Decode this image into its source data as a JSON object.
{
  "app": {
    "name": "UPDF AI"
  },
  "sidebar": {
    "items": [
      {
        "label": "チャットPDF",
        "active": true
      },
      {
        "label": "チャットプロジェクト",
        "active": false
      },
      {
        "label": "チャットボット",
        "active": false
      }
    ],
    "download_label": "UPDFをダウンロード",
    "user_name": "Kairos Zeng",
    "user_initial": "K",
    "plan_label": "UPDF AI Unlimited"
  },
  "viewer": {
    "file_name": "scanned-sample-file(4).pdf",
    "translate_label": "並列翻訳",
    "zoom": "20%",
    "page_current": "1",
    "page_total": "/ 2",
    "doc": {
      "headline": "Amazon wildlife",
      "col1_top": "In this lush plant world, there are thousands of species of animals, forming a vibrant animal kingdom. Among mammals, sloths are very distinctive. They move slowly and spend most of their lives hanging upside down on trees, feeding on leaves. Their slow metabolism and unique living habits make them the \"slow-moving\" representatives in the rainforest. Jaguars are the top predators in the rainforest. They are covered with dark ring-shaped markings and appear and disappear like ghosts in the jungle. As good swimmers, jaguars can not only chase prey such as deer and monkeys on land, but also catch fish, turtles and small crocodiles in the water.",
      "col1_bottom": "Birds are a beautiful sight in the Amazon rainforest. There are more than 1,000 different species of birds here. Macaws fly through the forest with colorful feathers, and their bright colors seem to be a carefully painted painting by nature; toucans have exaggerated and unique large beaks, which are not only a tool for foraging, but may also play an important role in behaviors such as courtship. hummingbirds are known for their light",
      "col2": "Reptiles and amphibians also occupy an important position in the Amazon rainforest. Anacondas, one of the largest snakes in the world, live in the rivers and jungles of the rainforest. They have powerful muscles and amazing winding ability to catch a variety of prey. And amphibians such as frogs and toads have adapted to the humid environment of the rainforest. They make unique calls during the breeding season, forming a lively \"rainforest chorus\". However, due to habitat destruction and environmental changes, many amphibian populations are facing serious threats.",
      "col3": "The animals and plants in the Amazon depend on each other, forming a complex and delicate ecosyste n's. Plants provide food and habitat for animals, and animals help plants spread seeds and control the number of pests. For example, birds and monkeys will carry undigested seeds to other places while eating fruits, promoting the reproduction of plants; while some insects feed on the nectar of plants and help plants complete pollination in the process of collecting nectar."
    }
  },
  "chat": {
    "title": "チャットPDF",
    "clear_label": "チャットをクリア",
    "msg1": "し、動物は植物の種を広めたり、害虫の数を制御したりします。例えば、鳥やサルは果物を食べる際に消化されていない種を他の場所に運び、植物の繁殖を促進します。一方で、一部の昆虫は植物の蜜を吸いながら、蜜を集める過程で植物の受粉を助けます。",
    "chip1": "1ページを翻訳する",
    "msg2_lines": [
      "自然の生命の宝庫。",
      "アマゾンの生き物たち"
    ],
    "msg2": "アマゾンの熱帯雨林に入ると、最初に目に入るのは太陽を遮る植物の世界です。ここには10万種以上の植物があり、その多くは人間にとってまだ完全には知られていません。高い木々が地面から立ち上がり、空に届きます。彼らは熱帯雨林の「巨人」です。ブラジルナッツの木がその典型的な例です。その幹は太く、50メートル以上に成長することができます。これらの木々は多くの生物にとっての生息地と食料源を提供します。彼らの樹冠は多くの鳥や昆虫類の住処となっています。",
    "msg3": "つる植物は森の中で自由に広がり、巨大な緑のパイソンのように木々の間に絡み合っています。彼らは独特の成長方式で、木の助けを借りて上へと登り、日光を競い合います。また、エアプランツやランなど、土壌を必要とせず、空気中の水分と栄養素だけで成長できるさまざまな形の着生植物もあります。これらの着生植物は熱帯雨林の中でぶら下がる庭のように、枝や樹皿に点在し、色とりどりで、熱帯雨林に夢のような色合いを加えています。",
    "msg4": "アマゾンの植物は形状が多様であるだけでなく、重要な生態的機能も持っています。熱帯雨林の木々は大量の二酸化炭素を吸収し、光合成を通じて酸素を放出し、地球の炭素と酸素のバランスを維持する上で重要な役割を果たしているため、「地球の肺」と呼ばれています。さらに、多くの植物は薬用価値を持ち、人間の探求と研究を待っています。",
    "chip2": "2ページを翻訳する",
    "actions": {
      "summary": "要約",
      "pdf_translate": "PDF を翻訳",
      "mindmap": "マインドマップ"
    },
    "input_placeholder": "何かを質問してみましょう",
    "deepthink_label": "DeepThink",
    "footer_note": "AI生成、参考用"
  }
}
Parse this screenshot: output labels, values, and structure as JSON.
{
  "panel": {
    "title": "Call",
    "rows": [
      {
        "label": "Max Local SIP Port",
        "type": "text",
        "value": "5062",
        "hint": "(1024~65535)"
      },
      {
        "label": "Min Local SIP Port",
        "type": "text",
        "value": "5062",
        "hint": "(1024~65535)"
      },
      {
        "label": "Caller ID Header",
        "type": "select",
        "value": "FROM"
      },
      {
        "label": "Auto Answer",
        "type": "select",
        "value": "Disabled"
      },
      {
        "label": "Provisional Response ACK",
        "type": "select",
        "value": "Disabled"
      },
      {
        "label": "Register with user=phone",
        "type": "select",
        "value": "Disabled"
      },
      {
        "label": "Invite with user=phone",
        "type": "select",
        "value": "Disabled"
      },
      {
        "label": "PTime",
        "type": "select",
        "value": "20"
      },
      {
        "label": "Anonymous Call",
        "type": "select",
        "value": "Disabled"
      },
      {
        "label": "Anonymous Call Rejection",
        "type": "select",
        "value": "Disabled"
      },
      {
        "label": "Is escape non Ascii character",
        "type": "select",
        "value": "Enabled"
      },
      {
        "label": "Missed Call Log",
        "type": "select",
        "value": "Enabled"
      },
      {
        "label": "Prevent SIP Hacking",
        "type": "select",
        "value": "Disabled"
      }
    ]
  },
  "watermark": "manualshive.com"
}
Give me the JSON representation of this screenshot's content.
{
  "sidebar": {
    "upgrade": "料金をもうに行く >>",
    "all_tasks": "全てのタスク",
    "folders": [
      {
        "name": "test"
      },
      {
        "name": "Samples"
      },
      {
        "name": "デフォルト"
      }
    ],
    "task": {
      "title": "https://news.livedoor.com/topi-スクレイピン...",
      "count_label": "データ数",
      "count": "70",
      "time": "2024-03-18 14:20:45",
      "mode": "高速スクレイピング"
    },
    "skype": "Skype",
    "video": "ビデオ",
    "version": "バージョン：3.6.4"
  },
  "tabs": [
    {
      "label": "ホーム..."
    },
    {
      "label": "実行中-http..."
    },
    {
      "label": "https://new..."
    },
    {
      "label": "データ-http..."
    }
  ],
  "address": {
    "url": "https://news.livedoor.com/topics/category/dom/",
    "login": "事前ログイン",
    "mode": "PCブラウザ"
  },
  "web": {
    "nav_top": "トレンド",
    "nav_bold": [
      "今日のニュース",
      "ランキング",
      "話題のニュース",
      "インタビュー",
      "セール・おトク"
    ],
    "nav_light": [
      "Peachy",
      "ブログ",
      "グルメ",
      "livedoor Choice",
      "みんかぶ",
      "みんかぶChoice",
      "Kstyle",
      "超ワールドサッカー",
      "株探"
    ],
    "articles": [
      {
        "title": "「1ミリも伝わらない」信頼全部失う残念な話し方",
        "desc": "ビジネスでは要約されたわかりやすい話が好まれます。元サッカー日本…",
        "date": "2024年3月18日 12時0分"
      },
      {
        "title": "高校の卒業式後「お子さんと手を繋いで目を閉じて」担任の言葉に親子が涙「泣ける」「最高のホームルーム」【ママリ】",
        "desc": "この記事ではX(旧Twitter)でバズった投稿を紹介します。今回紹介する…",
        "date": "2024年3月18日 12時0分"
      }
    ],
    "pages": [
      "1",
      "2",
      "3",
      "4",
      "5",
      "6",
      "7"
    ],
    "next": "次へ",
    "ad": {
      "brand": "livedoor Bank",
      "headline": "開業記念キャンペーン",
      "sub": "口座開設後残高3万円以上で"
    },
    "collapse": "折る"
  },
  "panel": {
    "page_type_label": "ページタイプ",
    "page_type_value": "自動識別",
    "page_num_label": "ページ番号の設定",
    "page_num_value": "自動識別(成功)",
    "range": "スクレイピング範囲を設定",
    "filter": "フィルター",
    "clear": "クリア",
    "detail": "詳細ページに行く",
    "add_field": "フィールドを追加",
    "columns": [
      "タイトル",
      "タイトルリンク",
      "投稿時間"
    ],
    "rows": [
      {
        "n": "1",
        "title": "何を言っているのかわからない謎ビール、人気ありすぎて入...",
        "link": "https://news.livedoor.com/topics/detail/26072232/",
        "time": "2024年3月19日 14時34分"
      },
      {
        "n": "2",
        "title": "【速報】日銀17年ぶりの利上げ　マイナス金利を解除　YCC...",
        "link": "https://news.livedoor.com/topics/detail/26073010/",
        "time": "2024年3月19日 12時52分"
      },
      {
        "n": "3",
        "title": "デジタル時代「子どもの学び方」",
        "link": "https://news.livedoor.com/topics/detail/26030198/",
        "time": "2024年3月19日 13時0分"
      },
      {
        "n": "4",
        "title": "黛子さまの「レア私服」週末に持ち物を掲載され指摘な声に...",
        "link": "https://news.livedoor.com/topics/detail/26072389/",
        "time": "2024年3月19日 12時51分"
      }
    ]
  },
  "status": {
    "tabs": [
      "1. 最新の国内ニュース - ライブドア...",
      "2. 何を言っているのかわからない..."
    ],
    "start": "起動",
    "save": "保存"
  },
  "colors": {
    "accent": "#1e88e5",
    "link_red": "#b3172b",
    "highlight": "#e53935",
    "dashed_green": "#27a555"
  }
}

Prompt
Scan the data for the word "Anonymous" and copy every line where it shows up.

Solution to this exercise
        "label": "Anonymous Call",
        "label": "Anonymous Call Rejection",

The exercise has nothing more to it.